(Beginning of DATASET EXCERPTS)
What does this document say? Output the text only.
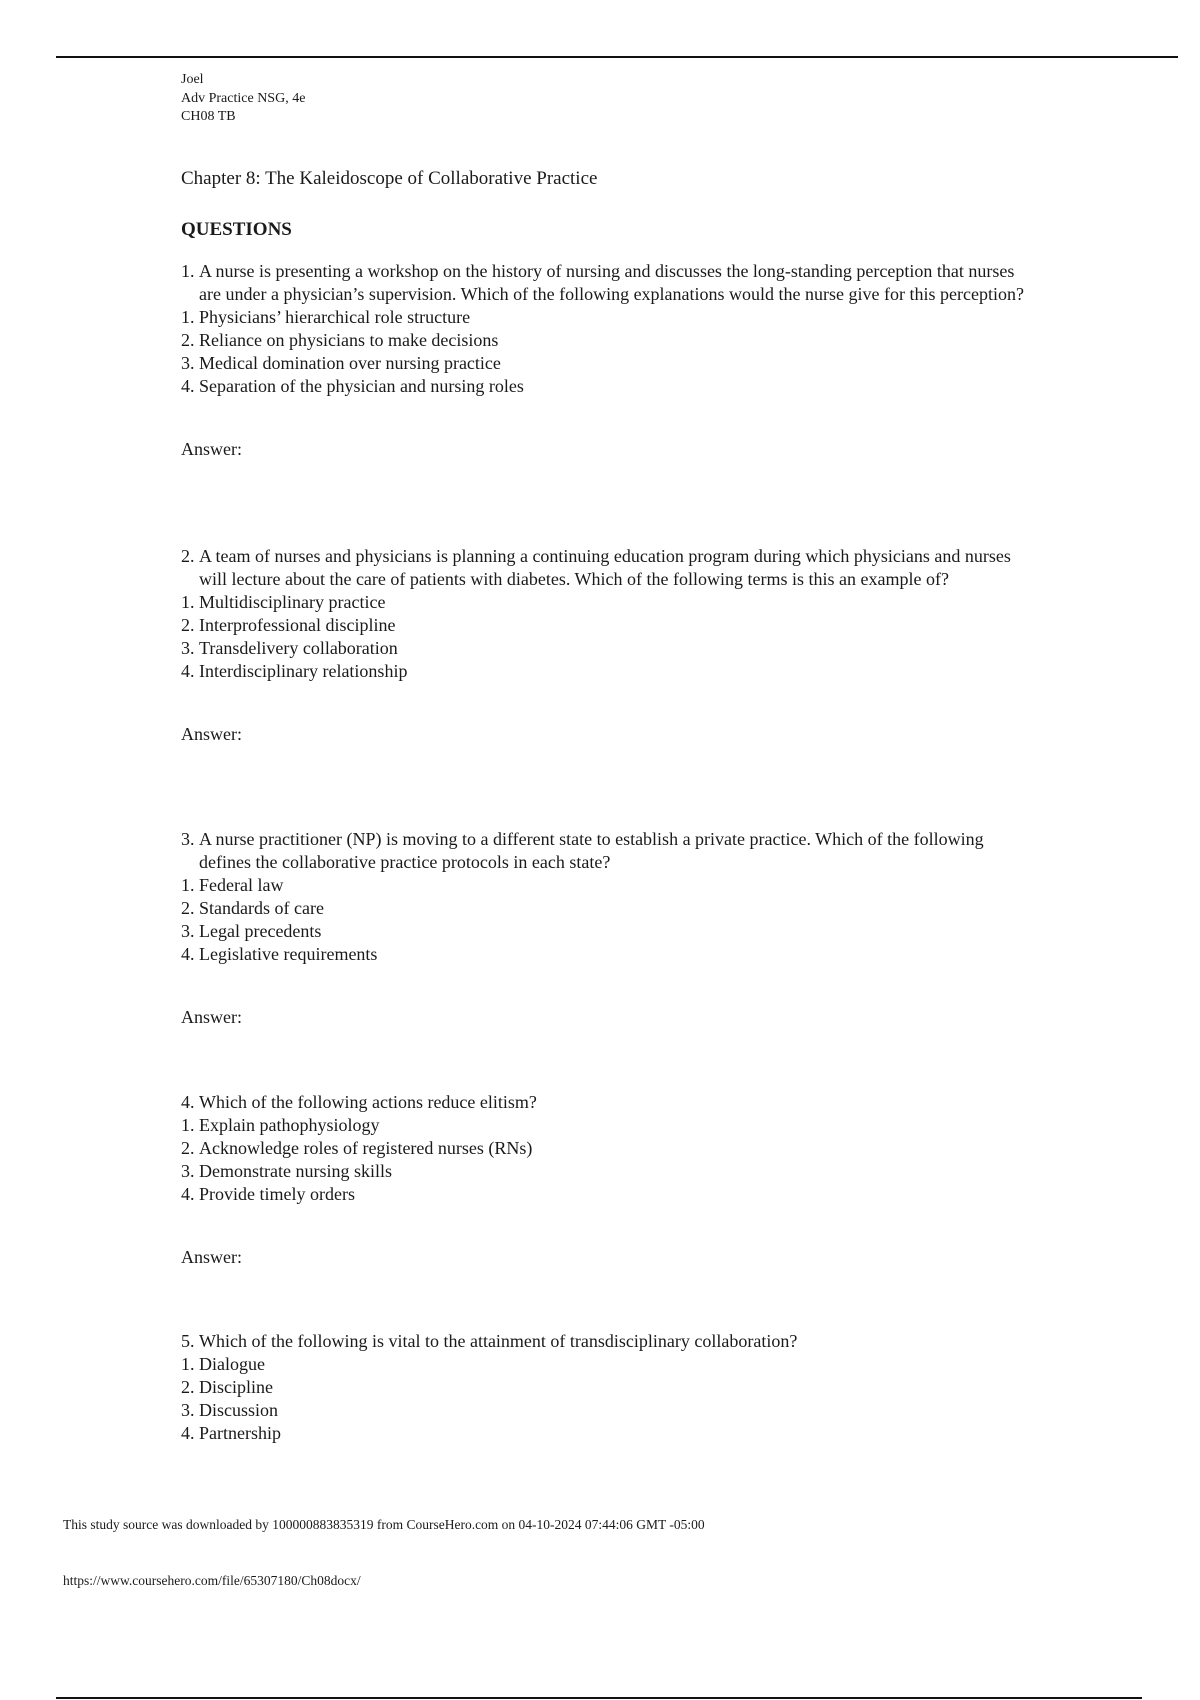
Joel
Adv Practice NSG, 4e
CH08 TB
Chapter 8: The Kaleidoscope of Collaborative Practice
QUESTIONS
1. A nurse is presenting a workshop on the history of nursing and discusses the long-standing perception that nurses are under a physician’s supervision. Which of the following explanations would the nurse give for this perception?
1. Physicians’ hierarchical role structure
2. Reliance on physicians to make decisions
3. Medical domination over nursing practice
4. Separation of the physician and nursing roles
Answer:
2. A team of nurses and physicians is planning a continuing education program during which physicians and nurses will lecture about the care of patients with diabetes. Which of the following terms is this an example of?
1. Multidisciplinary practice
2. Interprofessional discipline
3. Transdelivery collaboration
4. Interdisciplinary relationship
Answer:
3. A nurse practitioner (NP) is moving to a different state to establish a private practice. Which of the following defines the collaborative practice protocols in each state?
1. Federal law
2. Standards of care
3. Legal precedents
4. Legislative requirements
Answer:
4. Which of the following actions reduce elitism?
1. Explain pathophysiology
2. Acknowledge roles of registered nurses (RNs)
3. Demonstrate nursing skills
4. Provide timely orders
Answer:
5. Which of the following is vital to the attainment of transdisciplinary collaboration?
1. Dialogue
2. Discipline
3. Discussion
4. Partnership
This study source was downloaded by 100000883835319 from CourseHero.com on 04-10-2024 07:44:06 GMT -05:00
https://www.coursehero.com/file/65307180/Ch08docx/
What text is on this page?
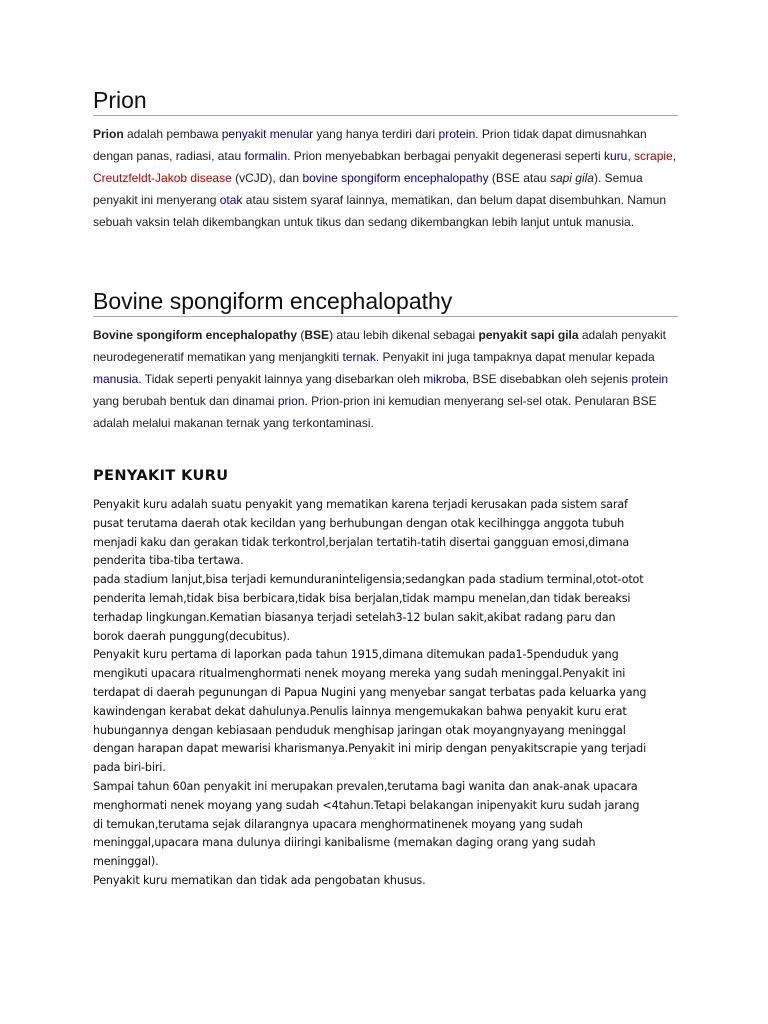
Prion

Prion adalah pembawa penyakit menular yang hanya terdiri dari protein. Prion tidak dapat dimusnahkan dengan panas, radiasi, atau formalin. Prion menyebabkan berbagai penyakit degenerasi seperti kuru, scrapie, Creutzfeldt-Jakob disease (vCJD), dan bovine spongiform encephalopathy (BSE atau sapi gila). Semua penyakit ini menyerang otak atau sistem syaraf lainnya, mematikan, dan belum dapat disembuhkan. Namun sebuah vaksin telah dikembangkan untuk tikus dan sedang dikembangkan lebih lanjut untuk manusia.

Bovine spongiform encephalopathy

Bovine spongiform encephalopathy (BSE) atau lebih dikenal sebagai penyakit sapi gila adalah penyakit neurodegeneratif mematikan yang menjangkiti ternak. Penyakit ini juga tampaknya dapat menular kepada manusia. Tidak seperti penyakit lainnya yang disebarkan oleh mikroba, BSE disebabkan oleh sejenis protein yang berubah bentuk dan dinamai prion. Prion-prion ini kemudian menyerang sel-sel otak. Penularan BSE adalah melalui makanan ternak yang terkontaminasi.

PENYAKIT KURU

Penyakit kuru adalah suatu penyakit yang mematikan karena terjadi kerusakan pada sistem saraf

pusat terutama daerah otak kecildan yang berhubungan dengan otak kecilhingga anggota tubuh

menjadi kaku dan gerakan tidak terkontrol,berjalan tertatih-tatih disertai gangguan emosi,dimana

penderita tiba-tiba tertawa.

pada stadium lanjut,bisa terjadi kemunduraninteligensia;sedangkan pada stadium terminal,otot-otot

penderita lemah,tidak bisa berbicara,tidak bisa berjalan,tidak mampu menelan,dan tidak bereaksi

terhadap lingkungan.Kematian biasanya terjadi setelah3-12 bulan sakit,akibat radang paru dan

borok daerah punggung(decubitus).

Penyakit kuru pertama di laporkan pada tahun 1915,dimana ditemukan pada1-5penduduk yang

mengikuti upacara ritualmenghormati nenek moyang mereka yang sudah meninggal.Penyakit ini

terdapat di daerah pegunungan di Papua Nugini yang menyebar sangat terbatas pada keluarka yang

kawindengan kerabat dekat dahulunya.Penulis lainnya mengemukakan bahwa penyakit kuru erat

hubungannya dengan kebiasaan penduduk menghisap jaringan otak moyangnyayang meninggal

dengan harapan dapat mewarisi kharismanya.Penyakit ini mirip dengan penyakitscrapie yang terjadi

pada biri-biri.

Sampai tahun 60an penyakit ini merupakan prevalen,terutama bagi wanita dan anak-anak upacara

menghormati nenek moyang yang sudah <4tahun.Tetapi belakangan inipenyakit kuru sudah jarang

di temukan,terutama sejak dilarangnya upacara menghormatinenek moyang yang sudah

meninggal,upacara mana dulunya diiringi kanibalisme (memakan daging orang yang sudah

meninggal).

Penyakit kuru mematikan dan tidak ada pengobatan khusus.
(End of DATASET EXCERPTS)
__EXERCISE BRIEF__
A faithful copy of every record is required, with no pictures included.

__COMPLETED TASK__
What does this document say? Output the text only.
Joel
Adv Practice NSG, 4e
CH08 TB
Chapter 8: The Kaleidoscope of Collaborative Practice
QUESTIONS
1. A nurse is presenting a workshop on the history of nursing and discusses the long-standing perception that nurses are under a physician’s supervision. Which of the following explanations would the nurse give for this perception?
1. Physicians’ hierarchical role structure
2. Reliance on physicians to make decisions
3. Medical domination over nursing practice
4. Separation of the physician and nursing roles
Answer:
2. A team of nurses and physicians is planning a continuing education program during which physicians and nurses will lecture about the care of patients with diabetes. Which of the following terms is this an example of?
1. Multidisciplinary practice
2. Interprofessional discipline
3. Transdelivery collaboration
4. Interdisciplinary relationship
Answer:
3. A nurse practitioner (NP) is moving to a different state to establish a private practice. Which of the following defines the collaborative practice protocols in each state?
1. Federal law
2. Standards of care
3. Legal precedents
4. Legislative requirements
Answer:
4. Which of the following actions reduce elitism?
1. Explain pathophysiology
2. Acknowledge roles of registered nurses (RNs)
3. Demonstrate nursing skills
4. Provide timely orders
Answer:
5. Which of the following is vital to the attainment of transdisciplinary collaboration?
1. Dialogue
2. Discipline
3. Discussion
4. Partnership
This study source was downloaded by 100000883835319 from CourseHero.com on 04-10-2024 07:44:06 GMT -05:00
https://www.coursehero.com/file/65307180/Ch08docx/
What text is on this page?
Prion

Prion adalah pembawa penyakit menular yang hanya terdiri dari protein. Prion tidak dapat dimusnahkan dengan panas, radiasi, atau formalin. Prion menyebabkan berbagai penyakit degenerasi seperti kuru, scrapie, Creutzfeldt-Jakob disease (vCJD), dan bovine spongiform encephalopathy (BSE atau sapi gila). Semua penyakit ini menyerang otak atau sistem syaraf lainnya, mematikan, dan belum dapat disembuhkan. Namun sebuah vaksin telah dikembangkan untuk tikus dan sedang dikembangkan lebih lanjut untuk manusia.

Bovine spongiform encephalopathy

Bovine spongiform encephalopathy (BSE) atau lebih dikenal sebagai penyakit sapi gila adalah penyakit neurodegeneratif mematikan yang menjangkiti ternak. Penyakit ini juga tampaknya dapat menular kepada manusia. Tidak seperti penyakit lainnya yang disebarkan oleh mikroba, BSE disebabkan oleh sejenis protein yang berubah bentuk dan dinamai prion. Prion-prion ini kemudian menyerang sel-sel otak. Penularan BSE adalah melalui makanan ternak yang terkontaminasi.

PENYAKIT KURU

Penyakit kuru adalah suatu penyakit yang mematikan karena terjadi kerusakan pada sistem saraf

pusat terutama daerah otak kecildan yang berhubungan dengan otak kecilhingga anggota tubuh

menjadi kaku dan gerakan tidak terkontrol,berjalan tertatih-tatih disertai gangguan emosi,dimana

penderita tiba-tiba tertawa.

pada stadium lanjut,bisa terjadi kemunduraninteligensia;sedangkan pada stadium terminal,otot-otot

penderita lemah,tidak bisa berbicara,tidak bisa berjalan,tidak mampu menelan,dan tidak bereaksi

terhadap lingkungan.Kematian biasanya terjadi setelah3-12 bulan sakit,akibat radang paru dan

borok daerah punggung(decubitus).

Penyakit kuru pertama di laporkan pada tahun 1915,dimana ditemukan pada1-5penduduk yang

mengikuti upacara ritualmenghormati nenek moyang mereka yang sudah meninggal.Penyakit ini

terdapat di daerah pegunungan di Papua Nugini yang menyebar sangat terbatas pada keluarka yang

kawindengan kerabat dekat dahulunya.Penulis lainnya mengemukakan bahwa penyakit kuru erat

hubungannya dengan kebiasaan penduduk menghisap jaringan otak moyangnyayang meninggal

dengan harapan dapat mewarisi kharismanya.Penyakit ini mirip dengan penyakitscrapie yang terjadi

pada biri-biri.

Sampai tahun 60an penyakit ini merupakan prevalen,terutama bagi wanita dan anak-anak upacara

menghormati nenek moyang yang sudah <4tahun.Tetapi belakangan inipenyakit kuru sudah jarang

di temukan,terutama sejak dilarangnya upacara menghormatinenek moyang yang sudah

meninggal,upacara mana dulunya diiringi kanibalisme (memakan daging orang yang sudah

meninggal).

Penyakit kuru mematikan dan tidak ada pengobatan khusus.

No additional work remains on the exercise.